Short problem:
Gather up all lines that carry the word "disebut".

Source records:
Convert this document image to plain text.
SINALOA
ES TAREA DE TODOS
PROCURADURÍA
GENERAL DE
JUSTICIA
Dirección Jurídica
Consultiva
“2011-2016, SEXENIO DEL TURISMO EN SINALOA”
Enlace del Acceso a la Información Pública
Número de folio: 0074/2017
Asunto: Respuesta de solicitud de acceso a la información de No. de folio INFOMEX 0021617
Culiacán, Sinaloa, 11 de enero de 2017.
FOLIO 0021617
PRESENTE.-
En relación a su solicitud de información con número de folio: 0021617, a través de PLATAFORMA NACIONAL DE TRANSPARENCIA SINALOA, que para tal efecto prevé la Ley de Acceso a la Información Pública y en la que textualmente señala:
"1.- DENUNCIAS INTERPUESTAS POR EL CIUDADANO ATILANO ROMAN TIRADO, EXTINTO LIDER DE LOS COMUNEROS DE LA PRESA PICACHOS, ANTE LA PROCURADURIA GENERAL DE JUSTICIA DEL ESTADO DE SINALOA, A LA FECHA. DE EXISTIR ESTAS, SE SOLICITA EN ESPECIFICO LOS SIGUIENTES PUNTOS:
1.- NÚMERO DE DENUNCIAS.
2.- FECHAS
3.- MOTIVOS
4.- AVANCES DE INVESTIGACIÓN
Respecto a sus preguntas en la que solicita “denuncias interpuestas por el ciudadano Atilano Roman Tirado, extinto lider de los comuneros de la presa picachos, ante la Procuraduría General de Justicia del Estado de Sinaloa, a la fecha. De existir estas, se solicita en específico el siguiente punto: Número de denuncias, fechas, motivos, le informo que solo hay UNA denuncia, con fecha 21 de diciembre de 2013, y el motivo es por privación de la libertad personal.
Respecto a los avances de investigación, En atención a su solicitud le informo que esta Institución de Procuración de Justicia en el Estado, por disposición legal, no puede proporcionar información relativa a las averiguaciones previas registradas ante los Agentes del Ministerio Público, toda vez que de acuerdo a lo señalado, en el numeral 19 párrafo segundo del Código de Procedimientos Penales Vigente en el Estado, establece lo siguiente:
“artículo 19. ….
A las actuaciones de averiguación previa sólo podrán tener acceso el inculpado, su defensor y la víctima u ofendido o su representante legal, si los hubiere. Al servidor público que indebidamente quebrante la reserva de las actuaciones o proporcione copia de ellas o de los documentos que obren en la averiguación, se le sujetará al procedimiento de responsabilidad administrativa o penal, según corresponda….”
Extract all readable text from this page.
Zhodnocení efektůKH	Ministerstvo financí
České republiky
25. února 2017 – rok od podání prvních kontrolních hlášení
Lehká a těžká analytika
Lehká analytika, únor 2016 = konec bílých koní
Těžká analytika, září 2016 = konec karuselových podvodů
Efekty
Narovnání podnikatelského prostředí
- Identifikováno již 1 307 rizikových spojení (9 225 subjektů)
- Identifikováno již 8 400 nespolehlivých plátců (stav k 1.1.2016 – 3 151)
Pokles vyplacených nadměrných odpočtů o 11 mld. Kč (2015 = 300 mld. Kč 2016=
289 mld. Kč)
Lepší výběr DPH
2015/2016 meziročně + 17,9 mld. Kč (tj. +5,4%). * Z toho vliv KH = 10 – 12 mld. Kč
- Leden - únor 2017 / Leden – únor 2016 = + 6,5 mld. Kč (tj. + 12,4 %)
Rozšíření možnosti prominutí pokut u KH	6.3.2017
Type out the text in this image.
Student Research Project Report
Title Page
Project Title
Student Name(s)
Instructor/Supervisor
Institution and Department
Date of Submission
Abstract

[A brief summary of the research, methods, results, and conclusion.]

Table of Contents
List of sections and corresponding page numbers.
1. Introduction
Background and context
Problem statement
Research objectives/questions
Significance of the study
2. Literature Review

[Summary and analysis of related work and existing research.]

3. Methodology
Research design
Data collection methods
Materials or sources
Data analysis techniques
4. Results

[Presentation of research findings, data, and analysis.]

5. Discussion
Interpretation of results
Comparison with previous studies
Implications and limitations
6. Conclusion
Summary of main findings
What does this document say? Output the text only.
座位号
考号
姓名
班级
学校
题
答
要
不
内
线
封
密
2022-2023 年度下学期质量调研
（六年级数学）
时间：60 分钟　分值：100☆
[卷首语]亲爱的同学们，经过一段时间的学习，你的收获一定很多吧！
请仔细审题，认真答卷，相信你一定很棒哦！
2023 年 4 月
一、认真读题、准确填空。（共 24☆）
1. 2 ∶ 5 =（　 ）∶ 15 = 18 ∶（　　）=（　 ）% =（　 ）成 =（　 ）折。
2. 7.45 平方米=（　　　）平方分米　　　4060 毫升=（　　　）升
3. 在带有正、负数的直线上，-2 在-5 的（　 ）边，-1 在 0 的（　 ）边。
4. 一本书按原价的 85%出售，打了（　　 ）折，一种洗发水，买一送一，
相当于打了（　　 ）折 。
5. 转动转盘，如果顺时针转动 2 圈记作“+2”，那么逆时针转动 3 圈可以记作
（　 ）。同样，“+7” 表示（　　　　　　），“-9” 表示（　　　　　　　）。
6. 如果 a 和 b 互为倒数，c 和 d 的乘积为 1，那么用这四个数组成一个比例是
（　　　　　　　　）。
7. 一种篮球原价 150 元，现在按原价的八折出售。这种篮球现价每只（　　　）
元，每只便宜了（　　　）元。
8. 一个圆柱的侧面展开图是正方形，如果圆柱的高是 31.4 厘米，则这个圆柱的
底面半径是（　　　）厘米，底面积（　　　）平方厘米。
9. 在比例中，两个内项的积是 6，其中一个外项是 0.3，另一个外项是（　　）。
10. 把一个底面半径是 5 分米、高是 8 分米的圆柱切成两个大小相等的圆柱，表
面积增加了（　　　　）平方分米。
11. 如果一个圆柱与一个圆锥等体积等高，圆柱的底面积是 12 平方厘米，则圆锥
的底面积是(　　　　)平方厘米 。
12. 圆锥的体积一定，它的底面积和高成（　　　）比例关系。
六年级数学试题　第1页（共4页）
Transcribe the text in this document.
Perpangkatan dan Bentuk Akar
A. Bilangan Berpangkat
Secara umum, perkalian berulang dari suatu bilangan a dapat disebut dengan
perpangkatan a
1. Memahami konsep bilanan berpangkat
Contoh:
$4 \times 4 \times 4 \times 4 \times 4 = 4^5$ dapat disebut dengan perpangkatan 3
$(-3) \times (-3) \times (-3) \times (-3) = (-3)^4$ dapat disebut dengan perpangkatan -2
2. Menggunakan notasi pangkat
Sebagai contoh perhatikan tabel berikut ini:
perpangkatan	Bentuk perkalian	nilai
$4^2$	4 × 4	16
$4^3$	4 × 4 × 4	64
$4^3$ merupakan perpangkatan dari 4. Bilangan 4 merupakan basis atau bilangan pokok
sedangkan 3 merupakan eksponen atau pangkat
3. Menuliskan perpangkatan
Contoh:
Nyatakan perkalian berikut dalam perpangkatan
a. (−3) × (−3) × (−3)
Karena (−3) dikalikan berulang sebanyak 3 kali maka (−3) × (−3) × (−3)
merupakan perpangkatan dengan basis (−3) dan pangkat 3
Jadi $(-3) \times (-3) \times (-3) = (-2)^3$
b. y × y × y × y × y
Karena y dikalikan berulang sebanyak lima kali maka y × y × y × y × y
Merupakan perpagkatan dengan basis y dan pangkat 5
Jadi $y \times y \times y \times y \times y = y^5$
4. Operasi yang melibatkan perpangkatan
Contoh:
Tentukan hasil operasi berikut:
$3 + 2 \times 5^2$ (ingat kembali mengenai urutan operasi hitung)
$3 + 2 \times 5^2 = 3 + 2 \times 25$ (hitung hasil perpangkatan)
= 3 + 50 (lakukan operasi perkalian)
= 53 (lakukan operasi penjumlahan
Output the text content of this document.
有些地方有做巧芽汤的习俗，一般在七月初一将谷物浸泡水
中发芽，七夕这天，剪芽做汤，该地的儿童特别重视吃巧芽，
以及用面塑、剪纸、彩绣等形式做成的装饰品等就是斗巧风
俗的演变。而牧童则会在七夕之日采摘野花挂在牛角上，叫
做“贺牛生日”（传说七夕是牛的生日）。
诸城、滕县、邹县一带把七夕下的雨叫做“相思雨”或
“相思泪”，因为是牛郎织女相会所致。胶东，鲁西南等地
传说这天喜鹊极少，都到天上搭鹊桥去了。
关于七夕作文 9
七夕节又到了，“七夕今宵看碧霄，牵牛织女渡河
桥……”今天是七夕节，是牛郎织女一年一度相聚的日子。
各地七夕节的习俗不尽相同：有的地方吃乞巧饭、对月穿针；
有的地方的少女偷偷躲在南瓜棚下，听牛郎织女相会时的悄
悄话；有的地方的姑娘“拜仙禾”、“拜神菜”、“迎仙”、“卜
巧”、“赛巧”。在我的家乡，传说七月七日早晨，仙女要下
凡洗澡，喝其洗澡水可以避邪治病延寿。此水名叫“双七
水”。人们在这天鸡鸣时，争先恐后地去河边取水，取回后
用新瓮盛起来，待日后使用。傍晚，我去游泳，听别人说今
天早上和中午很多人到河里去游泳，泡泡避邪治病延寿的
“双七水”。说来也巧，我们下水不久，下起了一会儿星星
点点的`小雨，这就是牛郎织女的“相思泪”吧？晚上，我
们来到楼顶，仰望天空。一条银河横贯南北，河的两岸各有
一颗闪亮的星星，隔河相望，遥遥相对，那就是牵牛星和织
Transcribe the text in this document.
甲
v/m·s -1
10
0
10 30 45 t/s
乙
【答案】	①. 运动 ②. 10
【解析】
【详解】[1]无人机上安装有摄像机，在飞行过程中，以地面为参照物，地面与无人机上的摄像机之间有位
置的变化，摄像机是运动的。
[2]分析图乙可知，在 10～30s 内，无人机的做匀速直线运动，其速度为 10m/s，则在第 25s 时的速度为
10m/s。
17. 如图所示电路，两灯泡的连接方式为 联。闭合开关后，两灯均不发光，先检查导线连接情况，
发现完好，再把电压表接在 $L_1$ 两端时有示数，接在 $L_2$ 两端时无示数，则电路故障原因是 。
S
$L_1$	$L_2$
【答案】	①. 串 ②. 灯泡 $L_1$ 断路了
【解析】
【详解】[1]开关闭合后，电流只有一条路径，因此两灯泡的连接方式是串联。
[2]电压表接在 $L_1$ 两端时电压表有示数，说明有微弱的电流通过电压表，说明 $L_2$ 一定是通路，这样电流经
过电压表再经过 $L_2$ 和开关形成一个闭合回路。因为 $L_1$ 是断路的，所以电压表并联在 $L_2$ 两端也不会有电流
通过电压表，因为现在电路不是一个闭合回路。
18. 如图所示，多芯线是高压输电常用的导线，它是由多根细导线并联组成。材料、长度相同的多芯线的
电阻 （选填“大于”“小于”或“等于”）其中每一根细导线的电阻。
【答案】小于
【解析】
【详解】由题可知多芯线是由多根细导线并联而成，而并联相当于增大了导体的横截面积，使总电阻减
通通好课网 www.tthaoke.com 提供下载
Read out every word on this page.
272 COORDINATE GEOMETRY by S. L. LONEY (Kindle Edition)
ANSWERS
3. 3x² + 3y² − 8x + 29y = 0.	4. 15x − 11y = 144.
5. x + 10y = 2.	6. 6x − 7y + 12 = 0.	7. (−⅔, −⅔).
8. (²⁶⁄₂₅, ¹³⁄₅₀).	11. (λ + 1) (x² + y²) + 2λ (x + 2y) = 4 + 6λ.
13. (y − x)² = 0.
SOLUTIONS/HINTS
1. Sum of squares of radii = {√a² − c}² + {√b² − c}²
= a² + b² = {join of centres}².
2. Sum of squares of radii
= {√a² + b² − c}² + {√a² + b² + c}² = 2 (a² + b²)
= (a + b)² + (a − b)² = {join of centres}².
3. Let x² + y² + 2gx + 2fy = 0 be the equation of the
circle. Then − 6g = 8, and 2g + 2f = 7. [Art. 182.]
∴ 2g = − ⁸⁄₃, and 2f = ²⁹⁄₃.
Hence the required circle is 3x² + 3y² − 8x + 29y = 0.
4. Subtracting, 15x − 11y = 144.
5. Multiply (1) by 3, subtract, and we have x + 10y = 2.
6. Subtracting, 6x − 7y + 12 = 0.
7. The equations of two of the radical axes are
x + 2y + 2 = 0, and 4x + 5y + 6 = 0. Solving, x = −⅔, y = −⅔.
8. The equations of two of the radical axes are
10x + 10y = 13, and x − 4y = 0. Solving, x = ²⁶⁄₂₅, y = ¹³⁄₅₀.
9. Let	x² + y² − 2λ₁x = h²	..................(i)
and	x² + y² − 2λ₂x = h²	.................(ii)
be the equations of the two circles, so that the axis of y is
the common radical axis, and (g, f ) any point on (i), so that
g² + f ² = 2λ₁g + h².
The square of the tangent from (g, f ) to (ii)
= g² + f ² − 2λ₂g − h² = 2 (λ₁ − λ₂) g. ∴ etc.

Answer below:
Secara umum, perkalian berulang dari suatu bilangan a dapat disebut dengan
$4 \times 4 \times 4 \times 4 \times 4 = 4^5$ dapat disebut dengan perpangkatan 3
$(-3) \times (-3) \times (-3) \times (-3) = (-3)^4$ dapat disebut dengan perpangkatan -2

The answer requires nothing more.